(REQUIRED WORK)
Repeat all the material exactly; pictures stay out of your copy.

(Data excerpts)
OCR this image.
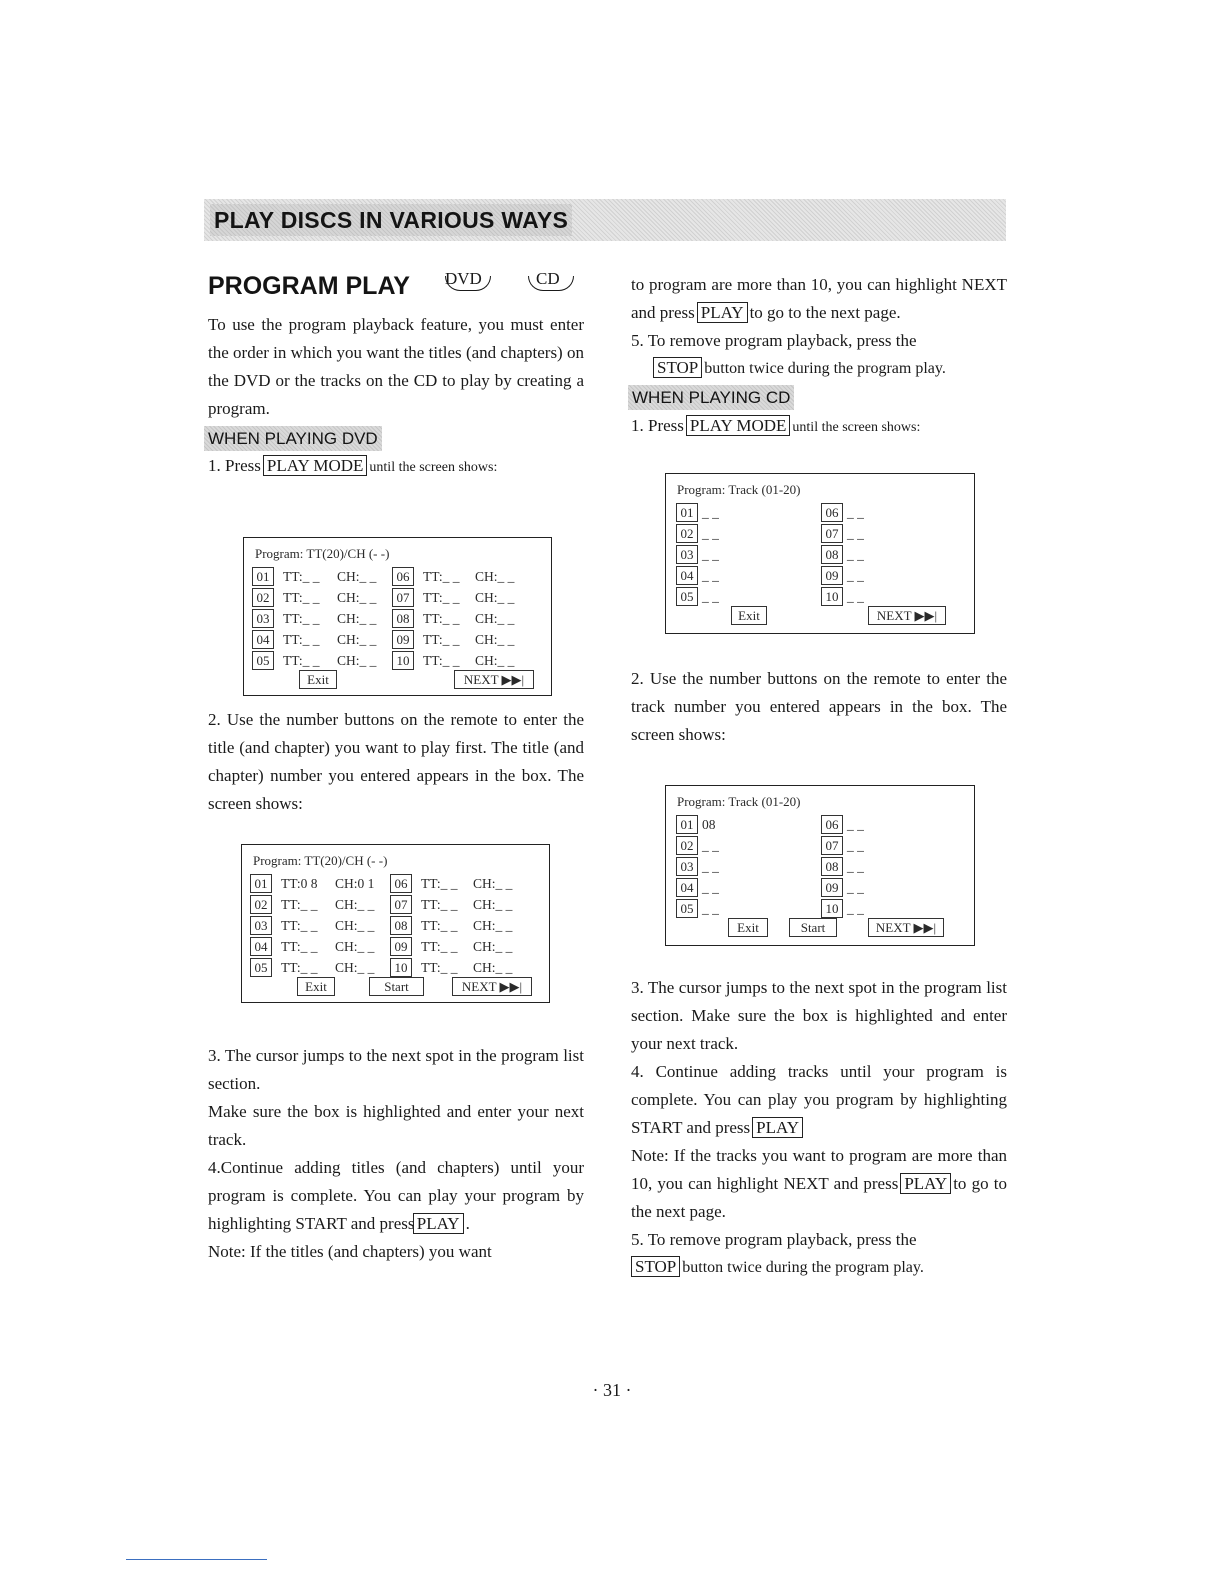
PLAY DISCS IN VARIOUS WAYS
PROGRAM PLAY DVD	CD

To use the program playback feature, you must enter the order in which you want the titles (and chapters) on the DVD or the tracks on the CD to play by creating a program.

WHEN PLAYING DVD

1. Press PLAY MODE until the screen shows:

Program: TT(20)/CH (- -)
01	TT:_ _ CH:_ _	06	TT:_ _ CH:_ _
02	TT:_ _ CH:_ _	07	TT:_ _ CH:_ _
03	TT:_ _ CH:_ _	08	TT:_ _ CH:_ _
04	TT:_ _ CH:_ _	09	TT:_ _ CH:_ _
05	TT:_ _ CH:_ _	10	TT:_ _ CH:_ _
Exit	NEXT ▶▶|

2. Use the number buttons on the remote to enter the title (and chapter) you want to play first. The title (and chapter) number you entered appears in the box. The screen shows:

Program: TT(20)/CH (- -)
01	TT:0 8 CH:0 1	06	TT:_ _ CH:_ _
02	TT:_ _ CH:_ _	07	TT:_ _ CH:_ _
03	TT:_ _ CH:_ _	08	TT:_ _ CH:_ _
04	TT:_ _ CH:_ _	09	TT:_ _ CH:_ _
05	TT:_ _ CH:_ _	10	TT:_ _ CH:_ _
Exit	Start	NEXT ▶▶|

3. The cursor jumps to the next spot in the program list section.

Make sure the box is highlighted and enter your next track.

4.Continue adding titles (and chapters) until your program is complete. You can play your program by highlighting START and press PLAY .

Note: If the titles (and chapters) you want

to program are more than 10, you can highlight NEXT and press PLAY to go to the next page.

5. To remove program playback, press the

STOP button twice during the program play.

WHEN PLAYING CD

1. Press PLAY MODE until the screen shows:

Program: Track (01-20)
01 _ _	06 _ _
02 _ _	07 _ _
03 _ _	08 _ _
04 _ _	09 _ _
05 _ _	10 _ _
Exit	NEXT ▶▶|

2. Use the number buttons on the remote to enter the track number you entered appears in the box. The screen shows:

Program: Track (01-20)
01 08	06 _ _
02 _ _	07 _ _
03 _ _	08 _ _
04 _ _	09 _ _
05 _ _	10 _ _
Exit	Start	NEXT ▶▶|

3. The cursor jumps to the next spot in the program list section. Make sure the box is highlighted and enter your next track.

4. Continue adding tracks until your program is complete. You can play you program by highlighting START and press PLAY

Note: If the tracks you want to program are more than 10, you can highlight NEXT and press PLAY to go to the next page.

5. To remove program playback, press the

STOP button twice during the program play.

· 31 ·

(RESPONSE FOR THIS EXERCISE)
OCR this image.
PLAY DISCS IN VARIOUS WAYS
PROGRAM PLAY DVD	CD

To use the program playback feature, you must enter the order in which you want the titles (and chapters) on the DVD or the tracks on the CD to play by creating a program.

WHEN PLAYING DVD

1. Press PLAY MODE until the screen shows:

Program: TT(20)/CH (- -)
01	TT:_ _ CH:_ _	06	TT:_ _ CH:_ _
02	TT:_ _ CH:_ _	07	TT:_ _ CH:_ _
03	TT:_ _ CH:_ _	08	TT:_ _ CH:_ _
04	TT:_ _ CH:_ _	09	TT:_ _ CH:_ _
05	TT:_ _ CH:_ _	10	TT:_ _ CH:_ _
Exit	NEXT ▶▶|

2. Use the number buttons on the remote to enter the title (and chapter) you want to play first. The title (and chapter) number you entered appears in the box. The screen shows:

Program: TT(20)/CH (- -)
01	TT:0 8 CH:0 1	06	TT:_ _ CH:_ _
02	TT:_ _ CH:_ _	07	TT:_ _ CH:_ _
03	TT:_ _ CH:_ _	08	TT:_ _ CH:_ _
04	TT:_ _ CH:_ _	09	TT:_ _ CH:_ _
05	TT:_ _ CH:_ _	10	TT:_ _ CH:_ _
Exit	Start	NEXT ▶▶|

3. The cursor jumps to the next spot in the program list section.

Make sure the box is highlighted and enter your next track.

4.Continue adding titles (and chapters) until your program is complete. You can play your program by highlighting START and press PLAY .

Note: If the titles (and chapters) you want

to program are more than 10, you can highlight NEXT and press PLAY to go to the next page.

5. To remove program playback, press the

STOP button twice during the program play.

WHEN PLAYING CD

1. Press PLAY MODE until the screen shows:

Program: Track (01-20)
01 _ _	06 _ _
02 _ _	07 _ _
03 _ _	08 _ _
04 _ _	09 _ _
05 _ _	10 _ _
Exit	NEXT ▶▶|

2. Use the number buttons on the remote to enter the track number you entered appears in the box. The screen shows:

Program: Track (01-20)
01 08	06 _ _
02 _ _	07 _ _
03 _ _	08 _ _
04 _ _	09 _ _
05 _ _	10 _ _
Exit	Start	NEXT ▶▶|

3. The cursor jumps to the next spot in the program list section. Make sure the box is highlighted and enter your next track.

4. Continue adding tracks until your program is complete. You can play you program by highlighting START and press PLAY

Note: If the tracks you want to program are more than 10, you can highlight NEXT and press PLAY to go to the next page.

5. To remove program playback, press the

STOP button twice during the program play.

· 31 ·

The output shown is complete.